#### [MATERIAL PROVIDED]

- - - -

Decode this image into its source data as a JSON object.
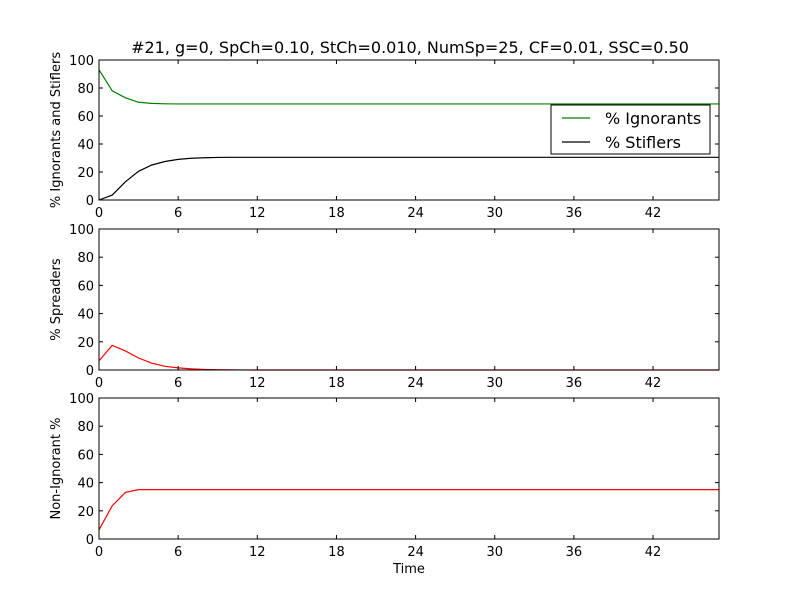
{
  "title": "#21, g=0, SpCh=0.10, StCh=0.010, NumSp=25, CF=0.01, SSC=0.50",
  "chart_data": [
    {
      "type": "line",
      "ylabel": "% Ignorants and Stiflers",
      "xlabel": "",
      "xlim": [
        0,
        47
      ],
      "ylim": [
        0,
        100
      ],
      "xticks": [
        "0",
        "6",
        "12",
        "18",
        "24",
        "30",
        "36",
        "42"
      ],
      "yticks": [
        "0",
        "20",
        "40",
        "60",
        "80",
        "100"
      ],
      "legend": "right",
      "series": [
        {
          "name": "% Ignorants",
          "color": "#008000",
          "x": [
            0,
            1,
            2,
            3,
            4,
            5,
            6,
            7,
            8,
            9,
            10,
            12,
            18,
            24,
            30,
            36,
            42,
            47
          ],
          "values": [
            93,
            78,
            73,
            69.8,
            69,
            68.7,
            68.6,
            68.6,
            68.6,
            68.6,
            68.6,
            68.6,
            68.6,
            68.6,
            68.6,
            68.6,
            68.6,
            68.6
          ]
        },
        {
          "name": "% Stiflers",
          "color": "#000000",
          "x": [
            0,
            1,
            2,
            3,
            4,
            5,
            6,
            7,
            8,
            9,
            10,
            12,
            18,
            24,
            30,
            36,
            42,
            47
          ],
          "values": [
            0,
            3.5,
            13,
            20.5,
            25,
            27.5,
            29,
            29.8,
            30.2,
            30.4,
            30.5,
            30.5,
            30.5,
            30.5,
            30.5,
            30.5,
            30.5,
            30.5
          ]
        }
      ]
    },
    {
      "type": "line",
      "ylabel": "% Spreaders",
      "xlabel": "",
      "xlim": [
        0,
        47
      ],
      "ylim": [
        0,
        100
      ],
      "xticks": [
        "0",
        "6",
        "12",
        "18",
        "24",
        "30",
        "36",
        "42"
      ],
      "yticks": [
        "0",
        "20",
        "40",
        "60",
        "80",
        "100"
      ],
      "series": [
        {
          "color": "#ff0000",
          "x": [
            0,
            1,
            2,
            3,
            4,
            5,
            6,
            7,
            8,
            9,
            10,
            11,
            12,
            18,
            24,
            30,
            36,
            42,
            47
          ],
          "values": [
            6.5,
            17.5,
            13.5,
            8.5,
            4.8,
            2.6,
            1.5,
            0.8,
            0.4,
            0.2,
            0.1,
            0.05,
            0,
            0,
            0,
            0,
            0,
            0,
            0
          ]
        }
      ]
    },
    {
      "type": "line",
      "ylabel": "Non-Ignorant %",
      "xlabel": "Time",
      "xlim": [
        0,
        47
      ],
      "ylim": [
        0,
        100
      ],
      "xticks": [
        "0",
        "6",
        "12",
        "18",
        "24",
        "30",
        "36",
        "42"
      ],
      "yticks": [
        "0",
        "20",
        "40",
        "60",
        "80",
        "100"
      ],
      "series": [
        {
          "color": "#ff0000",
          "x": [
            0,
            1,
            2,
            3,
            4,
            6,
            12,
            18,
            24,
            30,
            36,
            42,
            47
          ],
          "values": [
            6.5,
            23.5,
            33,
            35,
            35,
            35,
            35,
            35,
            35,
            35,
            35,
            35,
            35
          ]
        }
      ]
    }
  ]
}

- - - -

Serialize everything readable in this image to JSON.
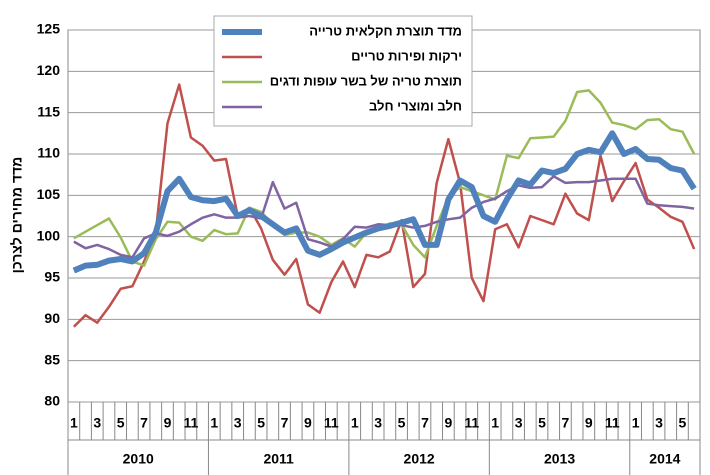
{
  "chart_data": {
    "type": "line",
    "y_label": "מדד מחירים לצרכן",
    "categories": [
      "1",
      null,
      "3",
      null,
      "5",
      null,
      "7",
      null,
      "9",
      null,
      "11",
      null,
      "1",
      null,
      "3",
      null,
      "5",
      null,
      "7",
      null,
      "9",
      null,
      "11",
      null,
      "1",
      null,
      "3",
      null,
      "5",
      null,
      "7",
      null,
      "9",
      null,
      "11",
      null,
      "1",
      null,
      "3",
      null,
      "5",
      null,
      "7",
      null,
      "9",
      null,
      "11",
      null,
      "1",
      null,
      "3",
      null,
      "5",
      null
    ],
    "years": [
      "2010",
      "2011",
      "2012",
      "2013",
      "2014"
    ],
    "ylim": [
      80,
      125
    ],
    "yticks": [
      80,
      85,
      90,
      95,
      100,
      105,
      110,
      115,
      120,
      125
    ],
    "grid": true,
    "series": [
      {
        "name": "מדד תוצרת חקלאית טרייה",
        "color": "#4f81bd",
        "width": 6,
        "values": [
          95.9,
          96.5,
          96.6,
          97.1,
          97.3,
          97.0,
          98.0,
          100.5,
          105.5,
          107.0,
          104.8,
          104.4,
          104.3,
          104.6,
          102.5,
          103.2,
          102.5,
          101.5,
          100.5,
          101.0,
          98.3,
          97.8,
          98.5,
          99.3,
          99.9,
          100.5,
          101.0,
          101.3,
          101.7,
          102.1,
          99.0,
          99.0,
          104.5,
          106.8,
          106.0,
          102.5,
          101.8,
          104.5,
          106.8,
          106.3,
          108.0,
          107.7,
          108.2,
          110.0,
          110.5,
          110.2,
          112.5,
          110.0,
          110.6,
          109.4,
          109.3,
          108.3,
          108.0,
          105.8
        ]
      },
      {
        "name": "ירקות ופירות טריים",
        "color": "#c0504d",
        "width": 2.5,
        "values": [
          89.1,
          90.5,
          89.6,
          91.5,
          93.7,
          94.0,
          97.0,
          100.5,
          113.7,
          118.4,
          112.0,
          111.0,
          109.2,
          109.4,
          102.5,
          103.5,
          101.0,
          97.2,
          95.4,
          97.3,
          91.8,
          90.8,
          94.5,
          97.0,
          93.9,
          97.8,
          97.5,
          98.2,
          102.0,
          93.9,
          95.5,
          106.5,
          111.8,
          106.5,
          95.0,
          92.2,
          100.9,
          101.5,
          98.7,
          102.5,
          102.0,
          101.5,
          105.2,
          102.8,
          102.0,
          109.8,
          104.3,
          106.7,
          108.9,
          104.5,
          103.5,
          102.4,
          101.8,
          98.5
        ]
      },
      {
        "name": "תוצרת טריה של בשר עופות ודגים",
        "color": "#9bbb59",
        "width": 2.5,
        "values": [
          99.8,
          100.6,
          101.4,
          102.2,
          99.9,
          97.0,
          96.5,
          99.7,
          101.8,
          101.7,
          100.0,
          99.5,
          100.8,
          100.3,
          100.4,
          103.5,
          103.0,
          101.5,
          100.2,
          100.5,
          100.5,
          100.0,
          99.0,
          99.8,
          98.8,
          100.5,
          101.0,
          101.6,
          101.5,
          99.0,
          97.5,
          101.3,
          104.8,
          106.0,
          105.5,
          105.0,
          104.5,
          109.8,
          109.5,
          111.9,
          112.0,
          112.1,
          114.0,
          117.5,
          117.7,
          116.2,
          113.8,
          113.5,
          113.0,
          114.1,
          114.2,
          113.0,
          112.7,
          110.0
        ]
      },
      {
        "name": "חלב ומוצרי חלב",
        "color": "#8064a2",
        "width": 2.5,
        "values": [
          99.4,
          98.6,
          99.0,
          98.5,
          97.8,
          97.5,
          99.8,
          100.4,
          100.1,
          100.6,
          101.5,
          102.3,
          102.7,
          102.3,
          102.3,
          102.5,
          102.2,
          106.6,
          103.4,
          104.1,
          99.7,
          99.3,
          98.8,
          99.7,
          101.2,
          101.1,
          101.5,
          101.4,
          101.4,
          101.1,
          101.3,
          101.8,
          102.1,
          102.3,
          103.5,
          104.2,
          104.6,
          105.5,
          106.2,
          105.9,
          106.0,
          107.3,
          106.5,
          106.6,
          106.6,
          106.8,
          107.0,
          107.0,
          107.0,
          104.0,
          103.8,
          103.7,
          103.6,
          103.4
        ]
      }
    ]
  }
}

- - - -

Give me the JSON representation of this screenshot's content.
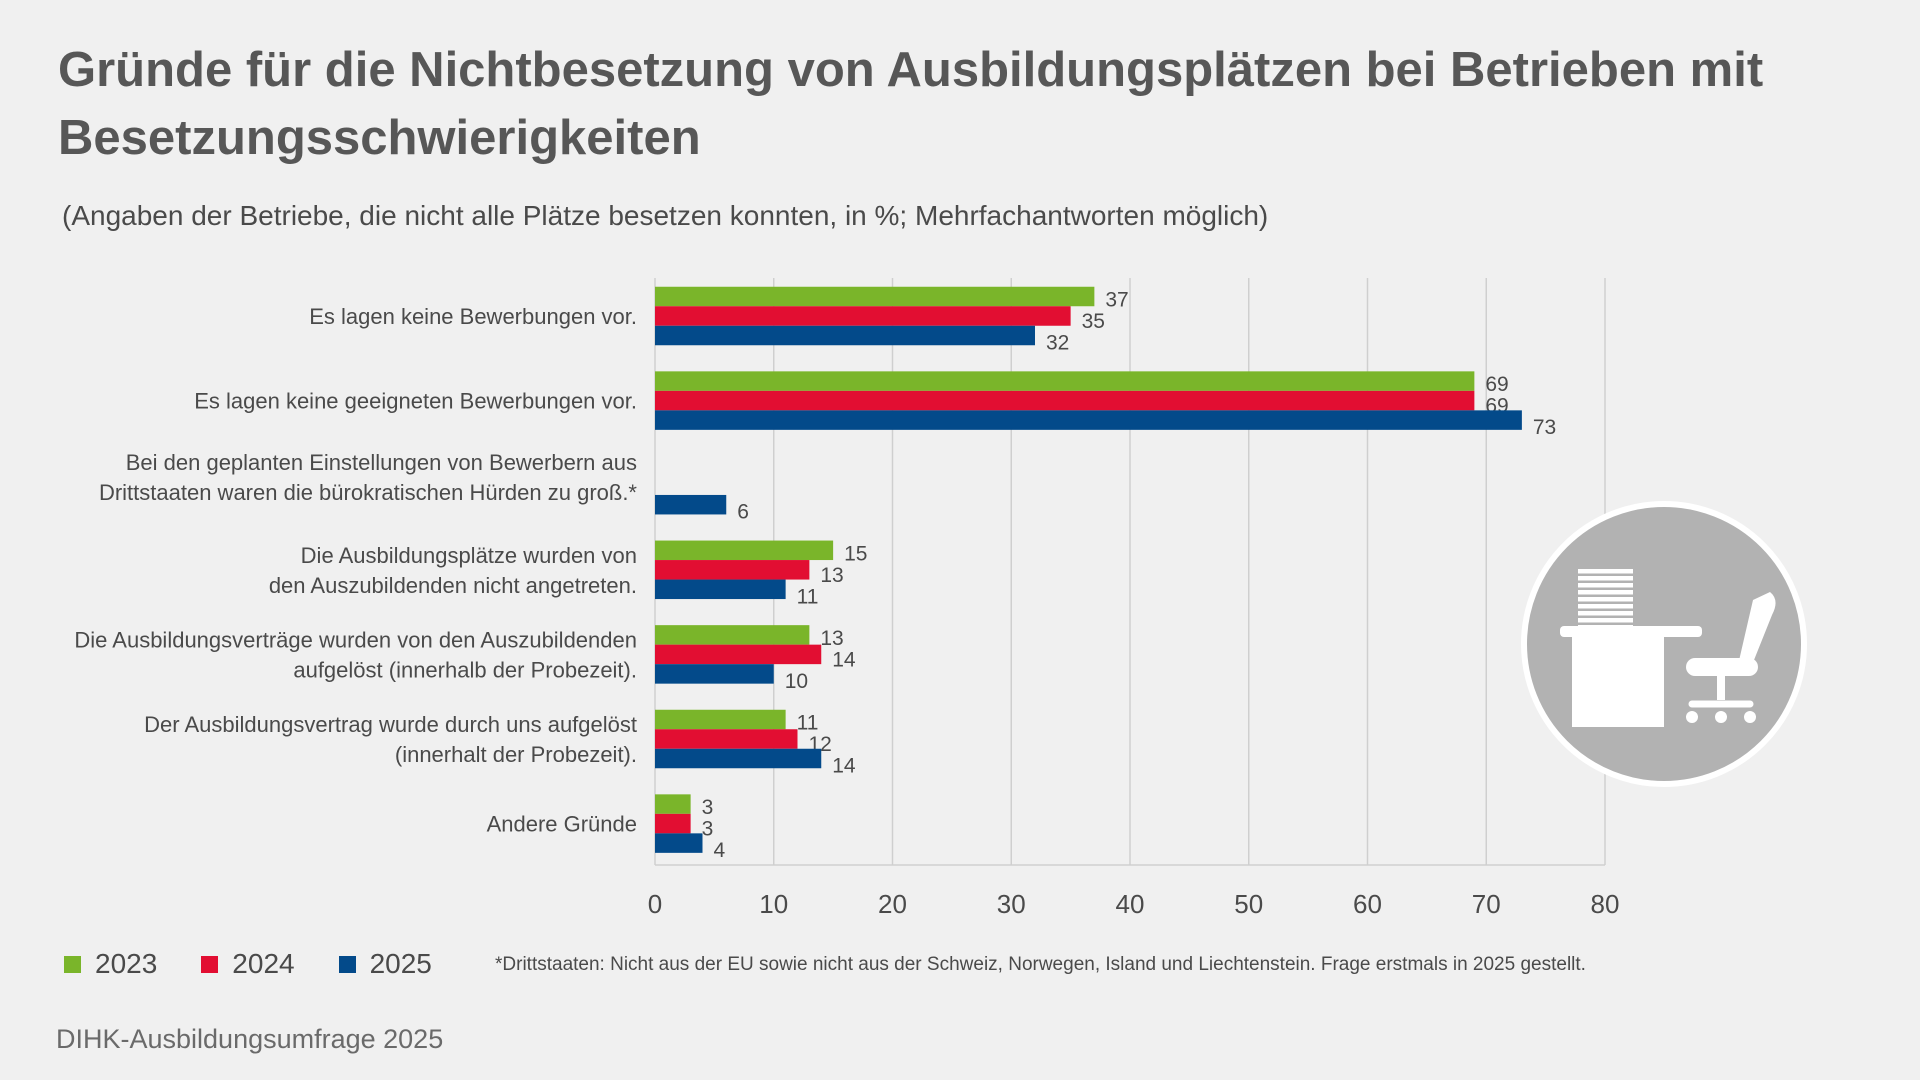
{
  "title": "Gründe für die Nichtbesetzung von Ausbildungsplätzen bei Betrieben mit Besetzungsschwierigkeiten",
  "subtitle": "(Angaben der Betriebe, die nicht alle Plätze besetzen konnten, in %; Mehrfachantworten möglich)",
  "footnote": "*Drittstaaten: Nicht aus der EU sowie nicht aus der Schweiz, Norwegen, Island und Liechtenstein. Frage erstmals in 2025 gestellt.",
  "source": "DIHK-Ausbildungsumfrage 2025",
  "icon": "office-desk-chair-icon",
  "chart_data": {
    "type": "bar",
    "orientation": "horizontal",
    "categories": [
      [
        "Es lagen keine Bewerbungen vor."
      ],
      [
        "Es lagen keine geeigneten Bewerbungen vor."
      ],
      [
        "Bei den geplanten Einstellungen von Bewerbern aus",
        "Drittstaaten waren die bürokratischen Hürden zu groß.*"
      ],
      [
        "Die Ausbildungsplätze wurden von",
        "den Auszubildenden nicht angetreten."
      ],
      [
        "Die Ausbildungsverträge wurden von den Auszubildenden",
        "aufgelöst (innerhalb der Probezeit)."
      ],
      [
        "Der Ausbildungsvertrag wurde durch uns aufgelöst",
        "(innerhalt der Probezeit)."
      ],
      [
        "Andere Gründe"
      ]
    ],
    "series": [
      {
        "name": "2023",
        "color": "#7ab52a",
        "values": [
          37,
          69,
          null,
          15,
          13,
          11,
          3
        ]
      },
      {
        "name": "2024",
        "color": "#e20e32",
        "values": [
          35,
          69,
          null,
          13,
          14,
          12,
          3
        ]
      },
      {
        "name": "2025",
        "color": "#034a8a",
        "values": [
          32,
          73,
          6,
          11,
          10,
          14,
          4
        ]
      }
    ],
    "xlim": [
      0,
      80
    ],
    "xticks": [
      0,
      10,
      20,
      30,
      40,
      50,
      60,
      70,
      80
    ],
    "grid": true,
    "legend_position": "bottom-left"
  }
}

- - - -

#### [SHORT EXERCISE]
Return all lines containing "color".

#### [COMPLETE OUTPUT]
          "color": "#008000",
          "color": "#000000",
          "color": "#ff0000",
          "color": "#ff0000",
        "color": "#4f81bd",
        "color": "#c0504d",
        "color": "#9bbb59",
        "color": "#8064a2",
        "color": "#7ab52a",
        "color": "#e20e32",
        "color": "#034a8a",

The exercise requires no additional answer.